**EXERCISE TASK**
Search the listing for "content" and copy every line where it appears.

* begin EXCERPTED DATA *

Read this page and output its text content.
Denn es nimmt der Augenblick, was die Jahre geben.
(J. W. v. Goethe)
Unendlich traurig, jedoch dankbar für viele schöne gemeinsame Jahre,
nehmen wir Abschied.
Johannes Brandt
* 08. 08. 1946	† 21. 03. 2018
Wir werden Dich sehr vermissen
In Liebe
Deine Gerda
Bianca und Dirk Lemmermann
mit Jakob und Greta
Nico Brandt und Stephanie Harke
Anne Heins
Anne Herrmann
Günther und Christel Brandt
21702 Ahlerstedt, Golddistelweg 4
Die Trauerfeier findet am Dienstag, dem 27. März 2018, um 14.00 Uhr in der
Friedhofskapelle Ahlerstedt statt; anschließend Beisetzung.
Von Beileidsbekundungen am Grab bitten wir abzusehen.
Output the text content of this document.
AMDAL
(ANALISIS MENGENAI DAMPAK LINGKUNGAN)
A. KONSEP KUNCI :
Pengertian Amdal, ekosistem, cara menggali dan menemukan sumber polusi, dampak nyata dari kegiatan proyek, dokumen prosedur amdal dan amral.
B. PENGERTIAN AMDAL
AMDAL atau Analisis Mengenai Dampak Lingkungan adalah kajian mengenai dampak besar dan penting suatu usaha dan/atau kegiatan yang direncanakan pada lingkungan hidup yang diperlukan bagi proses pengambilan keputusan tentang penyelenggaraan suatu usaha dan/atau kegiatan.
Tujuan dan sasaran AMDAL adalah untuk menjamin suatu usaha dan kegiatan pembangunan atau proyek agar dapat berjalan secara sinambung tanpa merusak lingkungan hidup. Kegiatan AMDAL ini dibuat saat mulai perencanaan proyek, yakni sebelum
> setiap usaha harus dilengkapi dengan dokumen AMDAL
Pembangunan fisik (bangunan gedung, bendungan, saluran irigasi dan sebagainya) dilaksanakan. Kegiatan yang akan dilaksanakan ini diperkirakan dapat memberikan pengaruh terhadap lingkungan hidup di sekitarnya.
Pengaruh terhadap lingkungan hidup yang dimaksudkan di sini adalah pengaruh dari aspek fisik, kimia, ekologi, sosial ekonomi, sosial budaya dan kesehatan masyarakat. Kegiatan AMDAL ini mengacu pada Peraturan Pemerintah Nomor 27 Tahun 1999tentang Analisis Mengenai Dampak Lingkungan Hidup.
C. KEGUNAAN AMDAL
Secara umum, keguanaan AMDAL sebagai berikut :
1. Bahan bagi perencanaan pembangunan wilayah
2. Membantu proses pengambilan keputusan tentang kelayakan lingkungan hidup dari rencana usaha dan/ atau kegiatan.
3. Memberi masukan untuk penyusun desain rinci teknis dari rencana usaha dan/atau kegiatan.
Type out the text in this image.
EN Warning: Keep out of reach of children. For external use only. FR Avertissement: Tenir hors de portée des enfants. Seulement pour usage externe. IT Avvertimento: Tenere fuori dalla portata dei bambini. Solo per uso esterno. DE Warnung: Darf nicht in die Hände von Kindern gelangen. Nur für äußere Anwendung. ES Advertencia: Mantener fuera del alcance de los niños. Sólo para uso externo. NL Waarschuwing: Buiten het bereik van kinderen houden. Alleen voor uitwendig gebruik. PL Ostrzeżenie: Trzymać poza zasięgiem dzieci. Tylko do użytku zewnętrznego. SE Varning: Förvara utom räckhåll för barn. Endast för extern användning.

* end EXCERPTED DATA *

**RESULT OF THIS EXERCISE**
Read this page and output its text content.
Output the text content of this document.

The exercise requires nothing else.